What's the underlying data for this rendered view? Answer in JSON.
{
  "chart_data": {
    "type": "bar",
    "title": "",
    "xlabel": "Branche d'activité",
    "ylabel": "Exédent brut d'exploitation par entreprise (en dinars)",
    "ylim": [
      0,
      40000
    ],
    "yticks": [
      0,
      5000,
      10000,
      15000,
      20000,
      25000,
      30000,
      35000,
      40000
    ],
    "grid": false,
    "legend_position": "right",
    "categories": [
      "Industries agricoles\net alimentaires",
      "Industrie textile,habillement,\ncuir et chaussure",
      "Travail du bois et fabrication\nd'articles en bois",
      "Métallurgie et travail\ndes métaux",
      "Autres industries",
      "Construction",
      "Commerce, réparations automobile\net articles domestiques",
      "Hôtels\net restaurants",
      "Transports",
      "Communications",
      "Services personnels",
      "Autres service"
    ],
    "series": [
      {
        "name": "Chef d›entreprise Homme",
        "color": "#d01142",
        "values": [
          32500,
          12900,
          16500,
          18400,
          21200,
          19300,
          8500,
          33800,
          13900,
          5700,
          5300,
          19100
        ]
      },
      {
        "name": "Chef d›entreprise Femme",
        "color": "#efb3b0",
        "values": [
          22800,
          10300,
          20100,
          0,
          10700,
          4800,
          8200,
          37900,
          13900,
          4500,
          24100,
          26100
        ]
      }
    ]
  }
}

Task prompt | Print every entry exactly as it appears.

Response |
What's the underlying data for this rendered view? Answer in JSON.
{
  "chart_data": {
    "type": "bar",
    "title": "",
    "xlabel": "Branche d'activité",
    "ylabel": "Exédent brut d'exploitation par entreprise (en dinars)",
    "ylim": [
      0,
      40000
    ],
    "yticks": [
      0,
      5000,
      10000,
      15000,
      20000,
      25000,
      30000,
      35000,
      40000
    ],
    "grid": false,
    "legend_position": "right",
    "categories": [
      "Industries agricoles\net alimentaires",
      "Industrie textile,habillement,\ncuir et chaussure",
      "Travail du bois et fabrication\nd'articles en bois",
      "Métallurgie et travail\ndes métaux",
      "Autres industries",
      "Construction",
      "Commerce, réparations automobile\net articles domestiques",
      "Hôtels\net restaurants",
      "Transports",
      "Communications",
      "Services personnels",
      "Autres service"
    ],
    "series": [
      {
        "name": "Chef d›entreprise Homme",
        "color": "#d01142",
        "values": [
          32500,
          12900,
          16500,
          18400,
          21200,
          19300,
          8500,
          33800,
          13900,
          5700,
          5300,
          19100
        ]
      },
      {
        "name": "Chef d›entreprise Femme",
        "color": "#efb3b0",
        "values": [
          22800,
          10300,
          20100,
          0,
          10700,
          4800,
          8200,
          37900,
          13900,
          4500,
          24100,
          26100
        ]
      }
    ]
  }
}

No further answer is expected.